» STATED PROBLEM
Return every line of the records below verbatim, with no pictures in the copy.

(begin)

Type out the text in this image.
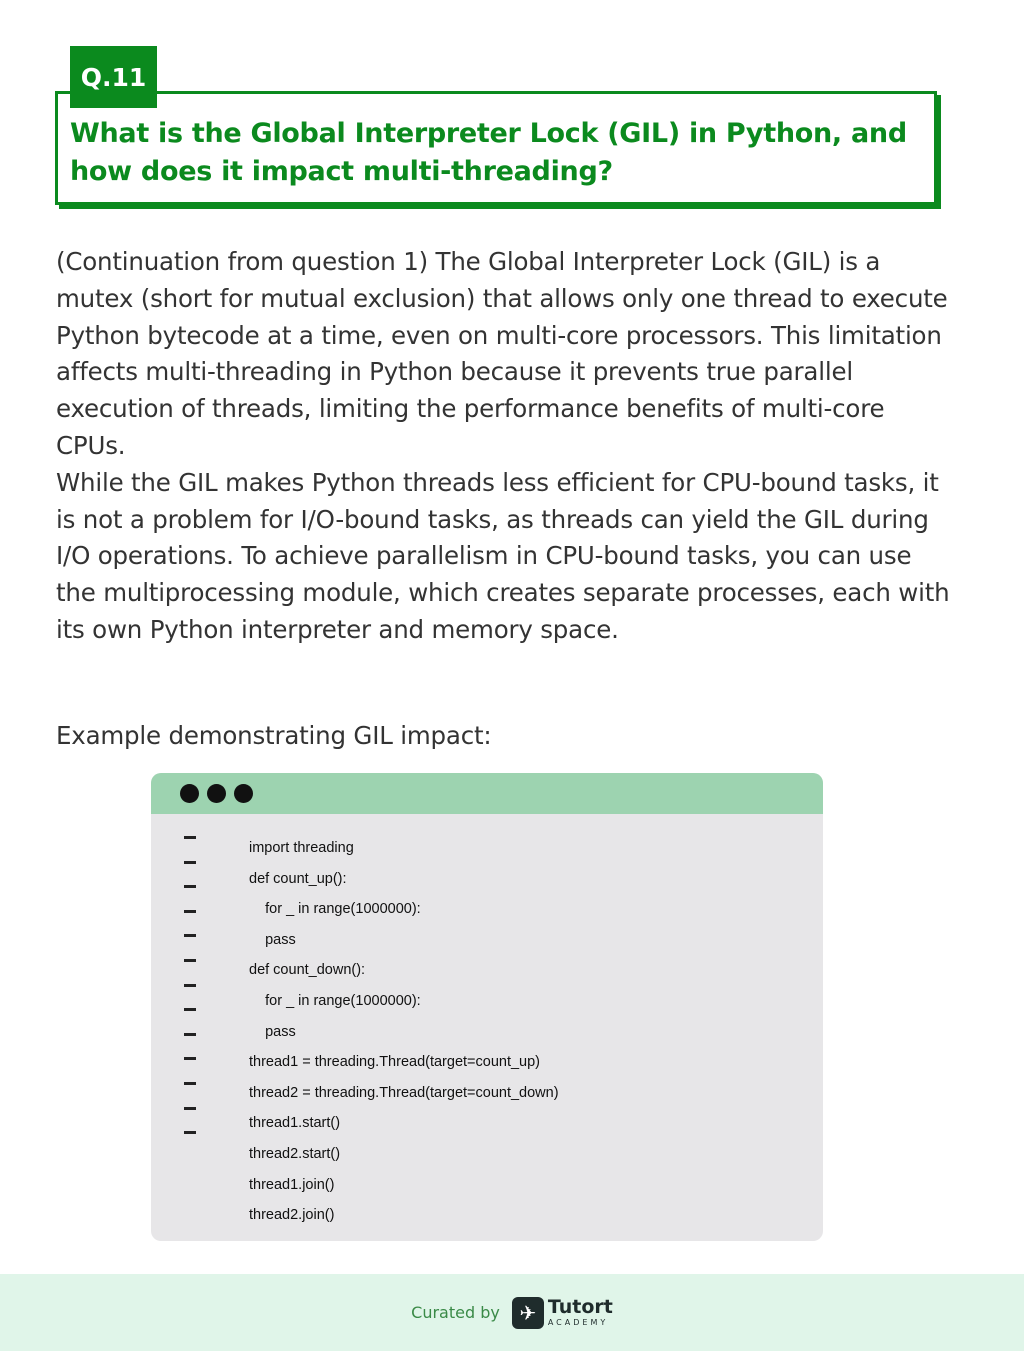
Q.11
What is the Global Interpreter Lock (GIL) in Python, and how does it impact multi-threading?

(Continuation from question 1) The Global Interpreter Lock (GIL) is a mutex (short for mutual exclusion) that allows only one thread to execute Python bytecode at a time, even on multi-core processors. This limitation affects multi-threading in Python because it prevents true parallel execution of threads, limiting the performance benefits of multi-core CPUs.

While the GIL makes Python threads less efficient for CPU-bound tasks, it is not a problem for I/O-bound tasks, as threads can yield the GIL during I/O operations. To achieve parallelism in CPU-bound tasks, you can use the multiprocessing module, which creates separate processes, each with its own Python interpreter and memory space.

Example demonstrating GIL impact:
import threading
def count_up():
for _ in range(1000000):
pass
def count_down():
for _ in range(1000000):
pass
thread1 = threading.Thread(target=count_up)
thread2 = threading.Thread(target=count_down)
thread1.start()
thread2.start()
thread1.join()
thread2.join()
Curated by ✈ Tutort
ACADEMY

(end)

» EXERCISE RESPONSE
Type out the text in this image.
Q.11
What is the Global Interpreter Lock (GIL) in Python, and how does it impact multi-threading?

(Continuation from question 1) The Global Interpreter Lock (GIL) is a mutex (short for mutual exclusion) that allows only one thread to execute Python bytecode at a time, even on multi-core processors. This limitation affects multi-threading in Python because it prevents true parallel execution of threads, limiting the performance benefits of multi-core CPUs.

While the GIL makes Python threads less efficient for CPU-bound tasks, it is not a problem for I/O-bound tasks, as threads can yield the GIL during I/O operations. To achieve parallelism in CPU-bound tasks, you can use the multiprocessing module, which creates separate processes, each with its own Python interpreter and memory space.

Example demonstrating GIL impact:
import threading
def count_up():
for _ in range(1000000):
pass
def count_down():
for _ in range(1000000):
pass
thread1 = threading.Thread(target=count_up)
thread2 = threading.Thread(target=count_down)
thread1.start()
thread2.start()
thread1.join()
thread2.join()
Curated by ✈ Tutort
ACADEMY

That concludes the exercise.